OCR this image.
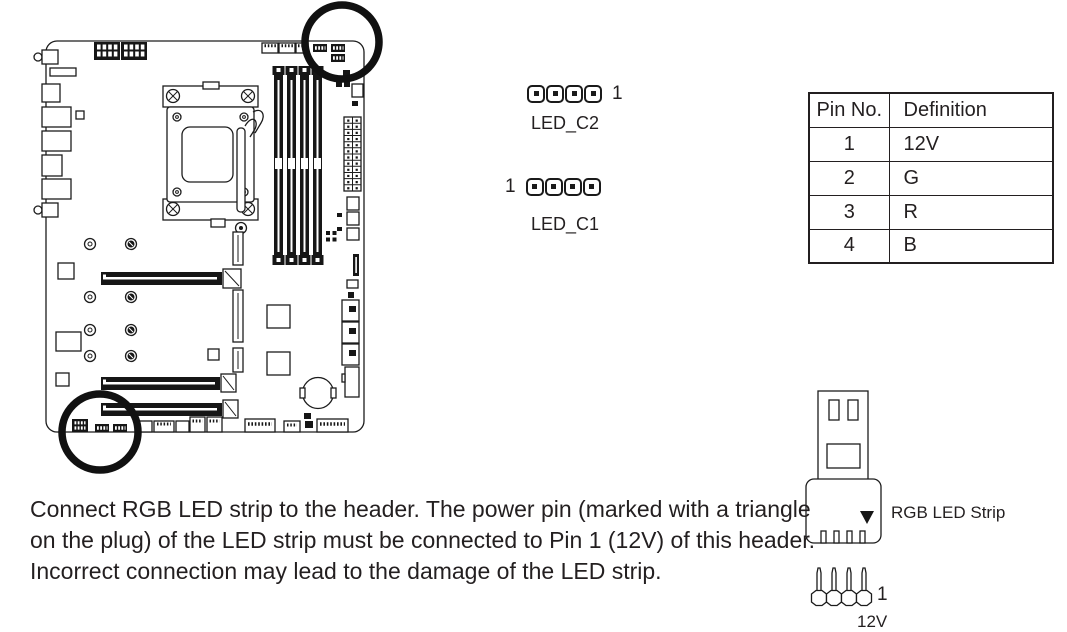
1
LED_C2
1
LED_C1
Pin No.	Definition
1	12V
2	G
3	R
4	B
RGB LED Strip
1
12V
Connect RGB LED strip to the header. The power pin (marked with a triangle
on the plug) of the LED strip must be connected to Pin 1 (12V) of this header.
Incorrect connection may lead to the damage of the LED strip.
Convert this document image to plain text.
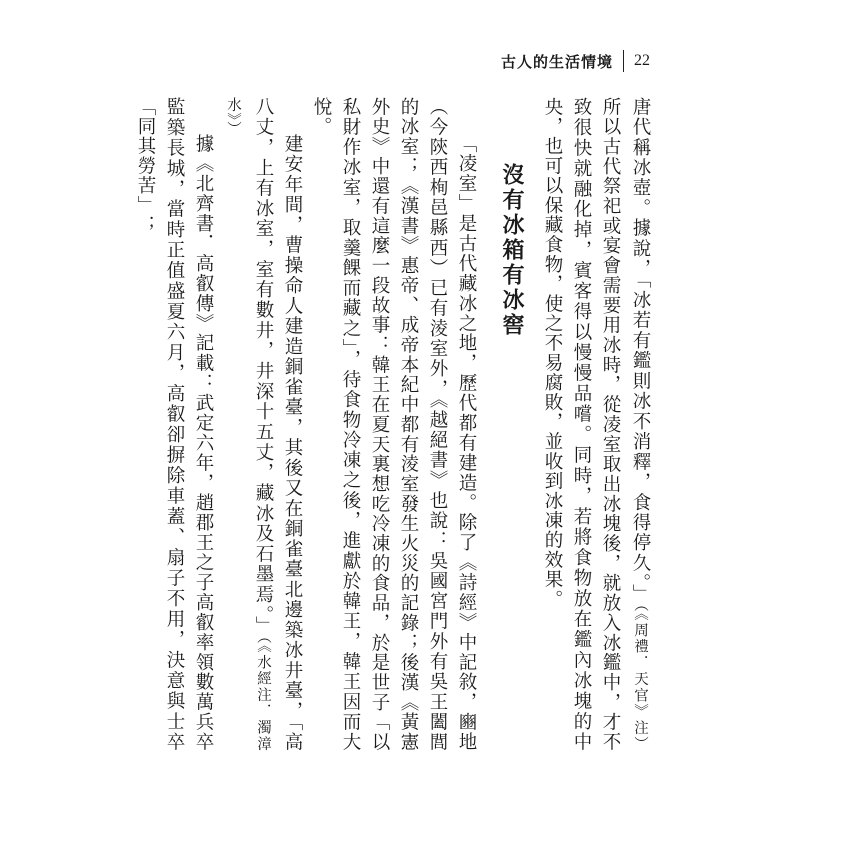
古人的生活情境 22

唐代稱冰壺。據說，「冰若有鑑則冰不消釋，食得停久。」（《周禮．天官》注）所以古代祭祀或宴會需要用冰時，從凌室取出冰塊後，就放入冰鑑中，才不致很快就融化掉，賓客得以慢慢品嚐。同時，若將食物放在鑑內冰塊的中央，也可以保藏食物，使之不易腐敗，並收到冰凍的效果。

沒有冰箱有冰窖

「凌室」是古代藏冰之地，歷代都有建造。除了《詩經》中記敘，豳地（今陝西栒邑縣西）已有淩室外，《越絕書》也說：吳國宮門外有吳王闔閭的冰室；《漢書》惠帝、成帝本紀中都有淩室發生火災的記錄；後漢《黃憲外史》中還有這麼一段故事：韓王在夏天裏想吃冷凍的食品，於是世子「以私財作冰室，取羹餜而藏之」，待食物冷凍之後，進獻於韓王，韓王因而大悅。

建安年間，曹操命人建造銅雀臺，其後又在銅雀臺北邊築冰井臺，「高八丈，上有冰室，室有數井，井深十五丈，藏冰及石墨焉。」（《水經注．濁漳水》）

據《北齊書．高叡傳》記載：武定六年，趙郡王之子高叡率領數萬兵卒監築長城，當時正值盛夏六月，高叡卻摒除車蓋、扇子不用，決意與士卒「同其勞苦」；
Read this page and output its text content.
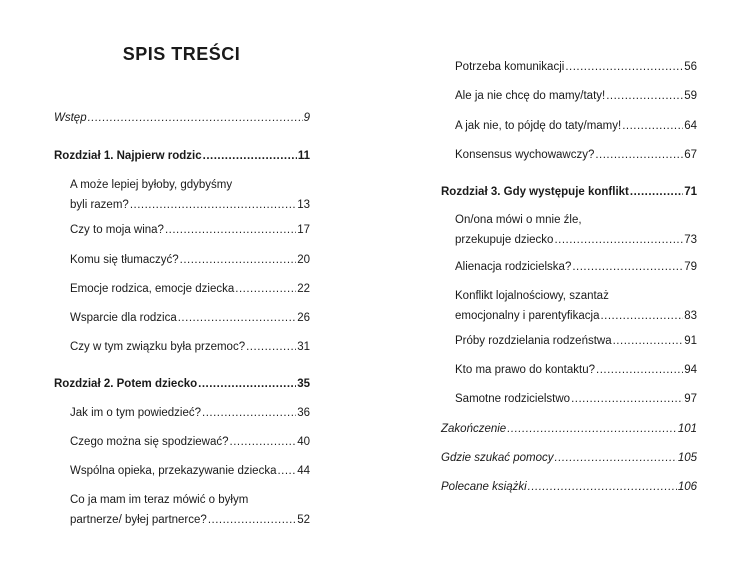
SPIS TREŚCI
Wstęp .....	9
Rozdział 1. Najpierw rodzic .....	11
A może lepiej byłoby, gdybyśmy
byli razem? .....	13
Czy to moja wina? .....	17
Komu się tłumaczyć? .....	20
Emocje rodzica, emocje dziecka .....	22
Wsparcie dla rodzica .....	26
Czy w tym związku była przemoc? .....	31
Rozdział 2. Potem dziecko .....	35
Jak im o tym powiedzieć? .....	36
Czego można się spodziewać? .....	40
Wspólna opieka, przekazywanie dziecka ..... 44
Co ja mam im teraz mówić o byłym
partnerze/ byłej partnerce? .....	52
Potrzeba komunikacji .....	56
Ale ja nie chcę do mamy/taty! .....	59
A jak nie, to pójdę do taty/mamy! .....	64
Konsensus wychowawczy? .....	67
Rozdział 3. Gdy występuje konflikt .....	71
On/ona mówi o mnie źle,
przekupuje dziecko .....	73
Alienacja rodzicielska? .....	79
Konflikt lojalnościowy, szantaż
emocjonalny i parentyfikacja .....	83
Próby rozdzielania rodzeństwa .....	91
Kto ma prawo do kontaktu? .....	94
Samotne rodzicielstwo .....	97
Zakończenie .....	101
Gdzie szukać pomocy .....	105
Polecane książki .....	106
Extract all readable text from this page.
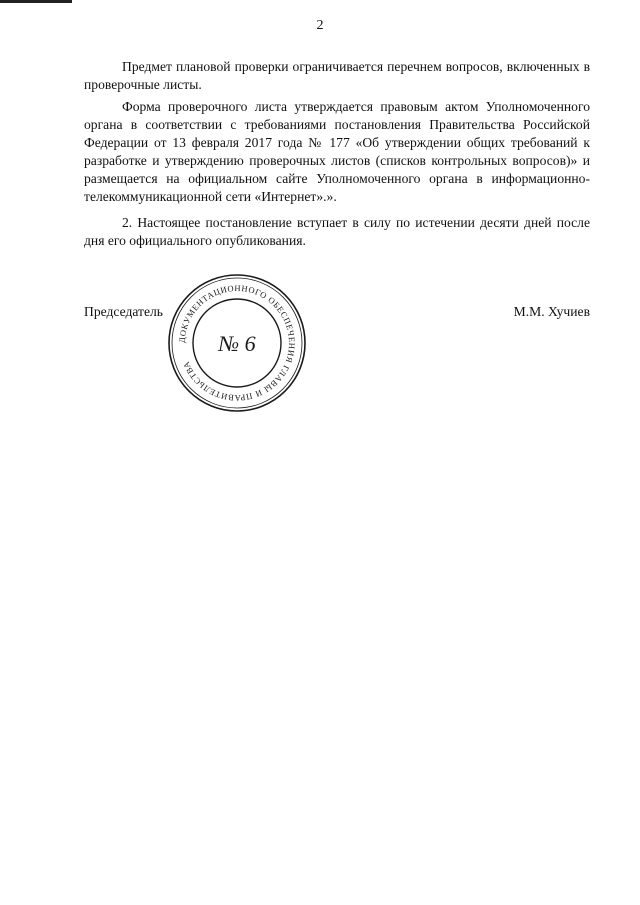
2

Предмет плановой проверки ограничивается перечнем вопросов, включенных в проверочные листы.

Форма проверочного листа утверждается правовым актом Уполномоченного органа в соответствии с требованиями постановления Правительства Российской Федерации от 13 февраля 2017 года № 177 «Об утверждении общих требований к разработке и утверждению проверочных листов (списков контрольных вопросов)» и размещается на официальном сайте Уполномоченного органа в информационно-телекоммуникационной сети «Интернет».».

2. Настоящее постановление вступает в силу по истечении десяти дней после дня его официального опубликования.

Председатель	М.М. Хучиев
ДОКУМЕНТАЦИОННОГО ОБЕСПЕЧЕНИЯ ГЛАВЫ И ПРАВИТЕЛЬСТВА
№ 6
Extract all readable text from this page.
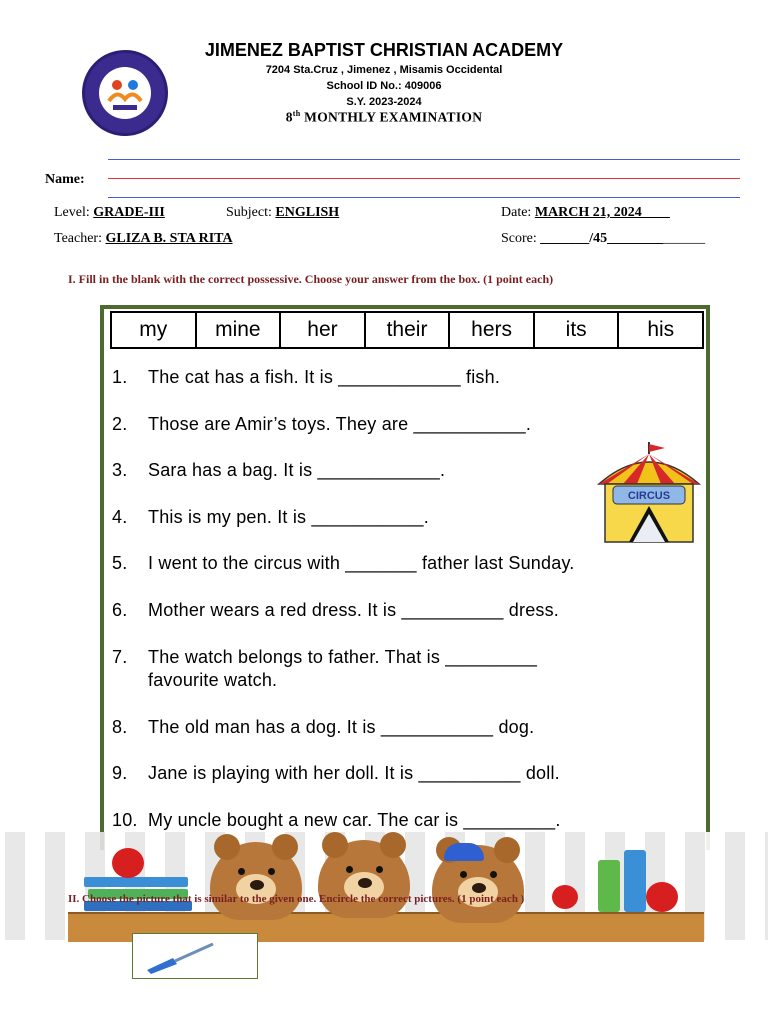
JIMENEZ BAPTIST CHRISTIAN ACADEMY
7204 Sta.Cruz , Jimenez , Misamis Occidental
School ID No.: 409006
S.Y. 2023-2024
8th MONTHLY EXAMINATION
Name:
Level: GRADE-III	Subject: ENGLISH	Date: MARCH 21, 2024____
Teacher: GLIZA B. STA RITA	Score: _______/45______________
I. Fill in the blank with the correct possessive. Choose your answer from the box. (1 point each)
my	mine	her	their	hers	its	his
1. The cat has a fish. It is ____________ fish.
2. Those are Amir’s toys. They are ___________.
3. Sara has a bag. It is ____________.
4. This is my pen. It is ___________.
5. I went to the circus with _______ father last Sunday.
6. Mother wears a red dress. It is __________ dress.
7. The watch belongs to father. That is _________
favourite watch.
8. The old man has a dog. It is ___________ dog.
9. Jane is playing with her doll. It is __________ doll.
10. My uncle bought a new car. The car is _________.
CIRCUS
II. Choose the picture that is similar to the given one. Encircle the correct pictures. (1 point each )
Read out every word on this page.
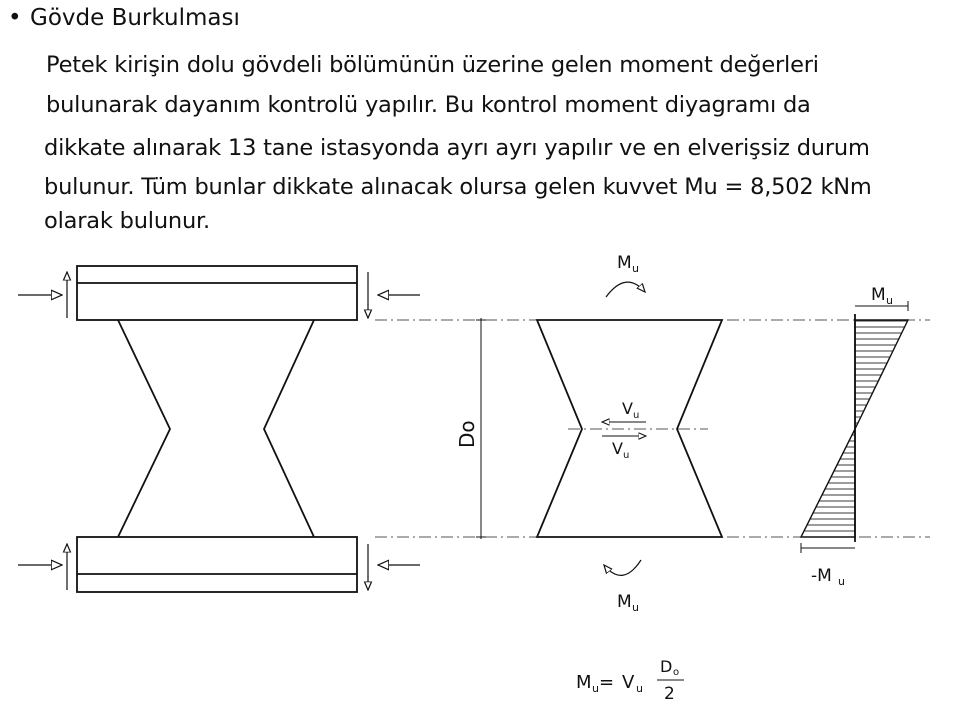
• Gövde Burkulması
Petek kirişin dolu gövdeli bölümünün üzerine gelen moment değerleri
bulunarak dayanım kontrolü yapılır. Bu kontrol moment diyagramı da
dikkate alınarak 13 tane istasyonda ayrı ayrı yapılır ve en elverişsiz durum
bulunur. Tüm bunlar dikkate alınacak olursa gelen kuvvet Mu = 8,502 kNm
olarak bulunur.
Do
M u
M u
V u
V u
M u
-M u
M u = V u
D o
2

# [TASK TO COMPLETE]
Gather up every line from the listing above in which the word "watch" occurs.

# [COMPLETE OUTPUT]
7. The watch belongs to father. That is _________
favourite watch.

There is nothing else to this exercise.